_THE EXERCISE:_ Please set out each line of the records below as a JSON list of strings, one string per line, leaving out blank lines.
BEGIN EXERCISE MATERIAL
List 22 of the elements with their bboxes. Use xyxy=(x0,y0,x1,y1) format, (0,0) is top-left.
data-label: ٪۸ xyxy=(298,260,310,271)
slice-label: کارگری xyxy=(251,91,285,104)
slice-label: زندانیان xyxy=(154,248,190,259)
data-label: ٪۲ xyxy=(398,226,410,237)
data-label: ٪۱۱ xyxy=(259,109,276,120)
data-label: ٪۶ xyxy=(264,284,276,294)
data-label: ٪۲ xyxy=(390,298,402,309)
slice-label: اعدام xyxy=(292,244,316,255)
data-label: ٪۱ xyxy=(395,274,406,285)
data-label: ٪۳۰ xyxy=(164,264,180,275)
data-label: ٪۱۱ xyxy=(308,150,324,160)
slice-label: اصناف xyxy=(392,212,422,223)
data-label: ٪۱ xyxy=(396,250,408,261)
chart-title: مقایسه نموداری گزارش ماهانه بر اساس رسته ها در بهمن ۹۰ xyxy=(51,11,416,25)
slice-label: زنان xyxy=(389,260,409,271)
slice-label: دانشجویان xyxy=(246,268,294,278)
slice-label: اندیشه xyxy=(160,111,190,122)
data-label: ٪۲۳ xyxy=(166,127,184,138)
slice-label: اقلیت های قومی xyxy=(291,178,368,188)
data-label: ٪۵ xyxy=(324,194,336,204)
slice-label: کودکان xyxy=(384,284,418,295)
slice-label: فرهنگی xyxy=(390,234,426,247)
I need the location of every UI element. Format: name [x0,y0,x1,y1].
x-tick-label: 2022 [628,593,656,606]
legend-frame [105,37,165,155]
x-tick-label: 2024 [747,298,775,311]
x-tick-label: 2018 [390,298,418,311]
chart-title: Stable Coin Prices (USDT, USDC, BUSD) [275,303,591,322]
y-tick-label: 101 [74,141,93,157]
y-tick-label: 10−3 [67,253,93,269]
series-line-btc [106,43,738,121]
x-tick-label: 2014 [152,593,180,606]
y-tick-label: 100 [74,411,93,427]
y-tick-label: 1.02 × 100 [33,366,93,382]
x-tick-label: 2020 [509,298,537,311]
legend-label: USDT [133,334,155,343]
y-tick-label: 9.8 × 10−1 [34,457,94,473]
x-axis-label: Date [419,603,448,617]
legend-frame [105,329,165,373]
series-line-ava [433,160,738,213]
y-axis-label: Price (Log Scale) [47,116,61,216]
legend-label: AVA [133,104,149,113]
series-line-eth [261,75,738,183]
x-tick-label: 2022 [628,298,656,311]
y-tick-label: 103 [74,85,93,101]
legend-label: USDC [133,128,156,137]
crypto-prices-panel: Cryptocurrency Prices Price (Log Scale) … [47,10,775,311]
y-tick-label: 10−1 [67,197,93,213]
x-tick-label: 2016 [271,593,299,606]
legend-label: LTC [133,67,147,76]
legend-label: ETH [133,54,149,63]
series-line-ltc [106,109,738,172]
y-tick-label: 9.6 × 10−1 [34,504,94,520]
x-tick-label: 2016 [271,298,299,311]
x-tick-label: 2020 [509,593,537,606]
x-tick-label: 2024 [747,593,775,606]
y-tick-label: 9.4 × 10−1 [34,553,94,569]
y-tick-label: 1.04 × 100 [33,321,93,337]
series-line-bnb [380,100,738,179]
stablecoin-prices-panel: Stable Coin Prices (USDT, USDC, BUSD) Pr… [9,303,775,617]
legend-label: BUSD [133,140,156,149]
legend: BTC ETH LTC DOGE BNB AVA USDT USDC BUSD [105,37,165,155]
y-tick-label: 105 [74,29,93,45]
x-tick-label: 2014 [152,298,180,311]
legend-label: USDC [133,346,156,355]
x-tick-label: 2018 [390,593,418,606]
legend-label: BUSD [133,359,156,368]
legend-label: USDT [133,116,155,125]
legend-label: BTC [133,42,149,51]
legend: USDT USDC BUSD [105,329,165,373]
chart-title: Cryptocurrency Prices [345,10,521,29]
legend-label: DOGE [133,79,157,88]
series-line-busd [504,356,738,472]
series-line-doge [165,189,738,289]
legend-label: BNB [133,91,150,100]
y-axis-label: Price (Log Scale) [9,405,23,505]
END EXERCISE MATERIAL
_SOLUTION TO THIS TASK:_
[
  "List 22 of the elements with their bboxes. Use xyxy=(x0,y0,x1,y1) format, (0,0) is top-left.",
  "data-label: ٪۸ xyxy=(298,260,310,271)",
  "slice-label: کارگری xyxy=(251,91,285,104)",
  "slice-label: زندانیان xyxy=(154,248,190,259)",
  "data-label: ٪۲ xyxy=(398,226,410,237)",
  "data-label: ٪۱۱ xyxy=(259,109,276,120)",
  "data-label: ٪۶ xyxy=(264,284,276,294)",
  "data-label: ٪۲ xyxy=(390,298,402,309)",
  "slice-label: اعدام xyxy=(292,244,316,255)",
  "data-label: ٪۱ xyxy=(395,274,406,285)",
  "data-label: ٪۳۰ xyxy=(164,264,180,275)",
  "data-label: ٪۱۱ xyxy=(308,150,324,160)",
  "slice-label: اصناف xyxy=(392,212,422,223)",
  "data-label: ٪۱ xyxy=(396,250,408,261)",
  "chart-title: مقایسه نموداری گزارش ماهانه بر اساس رسته ها در بهمن ۹۰ xyxy=(51,11,416,25)",
  "slice-label: زنان xyxy=(389,260,409,271)",
  "slice-label: دانشجویان xyxy=(246,268,294,278)",
  "slice-label: اندیشه xyxy=(160,111,190,122)",
  "data-label: ٪۲۳ xyxy=(166,127,184,138)",
  "slice-label: اقلیت های قومی xyxy=(291,178,368,188)",
  "data-label: ٪۵ xyxy=(324,194,336,204)",
  "slice-label: کودکان xyxy=(384,284,418,295)",
  "slice-label: فرهنگی xyxy=(390,234,426,247)",
  "I need the location of every UI element. Format: name [x0,y0,x1,y1].",
  "x-tick-label: 2022 [628,593,656,606]",
  "legend-frame [105,37,165,155]",
  "x-tick-label: 2024 [747,298,775,311]",
  "x-tick-label: 2018 [390,298,418,311]",
  "chart-title: Stable Coin Prices (USDT, USDC, BUSD) [275,303,591,322]",
  "y-tick-label: 101 [74,141,93,157]",
  "y-tick-label: 10−3 [67,253,93,269]",
  "series-line-btc [106,43,738,121]",
  "x-tick-label: 2014 [152,593,180,606]",
  "y-tick-label: 100 [74,411,93,427]",
  "y-tick-label: 1.02 × 100 [33,366,93,382]",
  "x-tick-label: 2020 [509,298,537,311]",
  "legend-label: USDT [133,334,155,343]",
  "y-tick-label: 9.8 × 10−1 [34,457,94,473]",
  "x-axis-label: Date [419,603,448,617]",
  "legend-frame [105,329,165,373]",
  "series-line-ava [433,160,738,213]",
  "y-axis-label: Price (Log Scale) [47,116,61,216]",
  "legend-label: AVA [133,104,149,113]",
  "series-line-eth [261,75,738,183]",
  "x-tick-label: 2022 [628,298,656,311]",
  "y-tick-label: 103 [74,85,93,101]",
  "legend-label: USDC [133,128,156,137]",
  "crypto-prices-panel: Cryptocurrency Prices Price (Log Scale) … [47,10,775,311]",
  "y-tick-label: 10−1 [67,197,93,213]",
  "x-tick-label: 2016 [271,593,299,606]",
  "legend-label: LTC [133,67,147,76]",
  "legend-label: ETH [133,54,149,63]",
  "series-line-ltc [106,109,738,172]",
  "y-tick-label: 9.6 × 10−1 [34,504,94,520]",
  "x-tick-label: 2016 [271,298,299,311]",
  "x-tick-label: 2020 [509,593,537,606]",
  "x-tick-label: 2024 [747,593,775,606]",
  "y-tick-label: 9.4 × 10−1 [34,553,94,569]",
  "y-tick-label: 1.04 × 100 [33,321,93,337]",
  "series-line-bnb [380,100,738,179]",
  "stablecoin-prices-panel: Stable Coin Prices (USDT, USDC, BUSD) Pr… [9,303,775,617]",
  "legend-label: BUSD [133,140,156,149]",
  "legend: BTC ETH LTC DOGE BNB AVA USDT USDC BUSD [105,37,165,155]",
  "y-tick-label: 105 [74,29,93,45]",
  "x-tick-label: 2014 [152,298,180,311]",
  "legend-label: USDC [133,346,156,355]",
  "x-tick-label: 2018 [390,593,418,606]",
  "legend-label: BUSD [133,359,156,368]",
  "legend-label: USDT [133,116,155,125]",
  "legend-label: BTC [133,42,149,51]",
  "legend: USDT USDC BUSD [105,329,165,373]",
  "chart-title: Cryptocurrency Prices [345,10,521,29]",
  "legend-label: DOGE [133,79,157,88]",
  "series-line-busd [504,356,738,472]",
  "series-line-doge [165,189,738,289]",
  "legend-label: BNB [133,91,150,100]",
  "y-axis-label: Price (Log Scale) [9,405,23,505]"
]